**Exercise:** Repeat the records below exactly, leaving out any pictures.

**Data extract:**
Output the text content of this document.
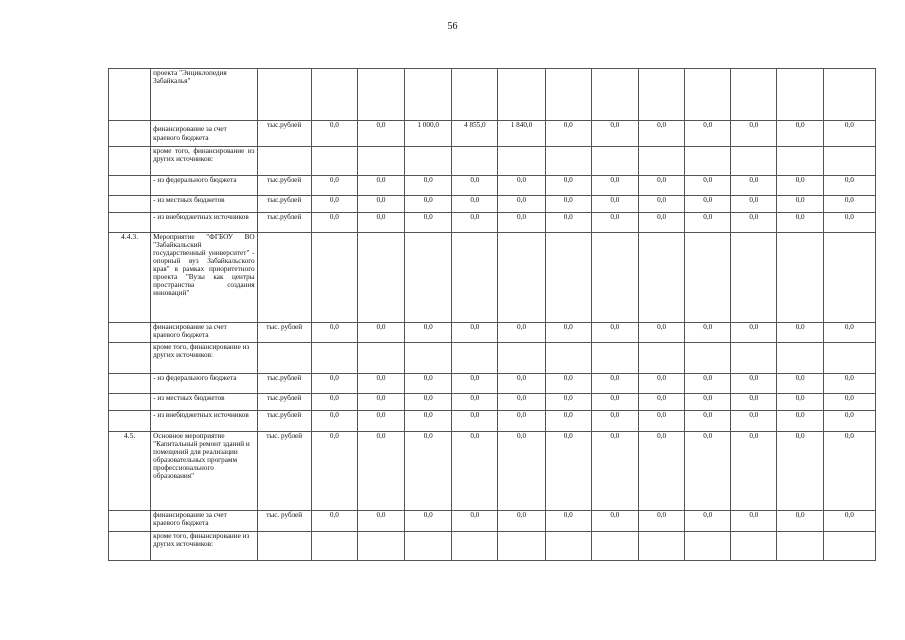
56
	проекта "Энциклопедия Забайкалья"													
	финансирование за счет краевого бюджета	тыс.рублей	0,0	0,0	1 000,0	4 855,0	1 840,0	0,0	0,0	0,0	0,0	0,0	0,0	0,0
	кроме того, финансирование из других источников:													
	- из федерального бюджета	тыс.рублей	0,0	0,0	0,0	0,0	0,0	0,0	0,0	0,0	0,0	0,0	0,0	0,0
	- из местных бюджетов	тыс.рублей	0,0	0,0	0,0	0,0	0,0	0,0	0,0	0,0	0,0	0,0	0,0	0,0
	- из внебюджетных источников	тыс.рублей	0,0	0,0	0,0	0,0	0,0	0,0	0,0	0,0	0,0	0,0	0,0	0,0
4.4.3.	Мероприятие "ФГБОУ ВО "Забайкальский государственный университет" - опорный вуз Забайкальского края" в рамках приоритетного проекта "Вузы как центры пространства создания инноваций"													
	финансирование за счет краевого бюджета	тыс. рублей	0,0	0,0	0,0	0,0	0,0	0,0	0,0	0,0	0,0	0,0	0,0	0,0
	кроме того, финансирование из других источников:													
	- из федерального бюджета	тыс.рублей	0,0	0,0	0,0	0,0	0,0	0,0	0,0	0,0	0,0	0,0	0,0	0,0
	- из местных бюджетов	тыс.рублей	0,0	0,0	0,0	0,0	0,0	0,0	0,0	0,0	0,0	0,0	0,0	0,0
	- из внебюджетных источников	тыс.рублей	0,0	0,0	0,0	0,0	0,0	0,0	0,0	0,0	0,0	0,0	0,0	0,0
4.5.	Основное мероприятие "Капитальный ремонт зданий и помещений для реализации образовательных программ профессионального образования"	тыс. рублей	0,0	0,0	0,0	0,0	0,0	0,0	0,0	0,0	0,0	0,0	0,0	0,0
	финансирование за счет краевого бюджета	тыс. рублей	0,0	0,0	0,0	0,0	0,0	0,0	0,0	0,0	0,0	0,0	0,0	0,0
	кроме того, финансирование из других источников:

**Reply to the exercise:**
Output the text content of this document.
56
	проекта "Энциклопедия Забайкалья"													
	финансирование за счет краевого бюджета	тыс.рублей	0,0	0,0	1 000,0	4 855,0	1 840,0	0,0	0,0	0,0	0,0	0,0	0,0	0,0
	кроме того, финансирование из других источников:													
	- из федерального бюджета	тыс.рублей	0,0	0,0	0,0	0,0	0,0	0,0	0,0	0,0	0,0	0,0	0,0	0,0
	- из местных бюджетов	тыс.рублей	0,0	0,0	0,0	0,0	0,0	0,0	0,0	0,0	0,0	0,0	0,0	0,0
	- из внебюджетных источников	тыс.рублей	0,0	0,0	0,0	0,0	0,0	0,0	0,0	0,0	0,0	0,0	0,0	0,0
4.4.3.	Мероприятие "ФГБОУ ВО "Забайкальский государственный университет" - опорный вуз Забайкальского края" в рамках приоритетного проекта "Вузы как центры пространства создания инноваций"													
	финансирование за счет краевого бюджета	тыс. рублей	0,0	0,0	0,0	0,0	0,0	0,0	0,0	0,0	0,0	0,0	0,0	0,0
	кроме того, финансирование из других источников:													
	- из федерального бюджета	тыс.рублей	0,0	0,0	0,0	0,0	0,0	0,0	0,0	0,0	0,0	0,0	0,0	0,0
	- из местных бюджетов	тыс.рублей	0,0	0,0	0,0	0,0	0,0	0,0	0,0	0,0	0,0	0,0	0,0	0,0
	- из внебюджетных источников	тыс.рублей	0,0	0,0	0,0	0,0	0,0	0,0	0,0	0,0	0,0	0,0	0,0	0,0
4.5.	Основное мероприятие "Капитальный ремонт зданий и помещений для реализации образовательных программ профессионального образования"	тыс. рублей	0,0	0,0	0,0	0,0	0,0	0,0	0,0	0,0	0,0	0,0	0,0	0,0
	финансирование за счет краевого бюджета	тыс. рублей	0,0	0,0	0,0	0,0	0,0	0,0	0,0	0,0	0,0	0,0	0,0	0,0
	кроме того, финансирование из других источников:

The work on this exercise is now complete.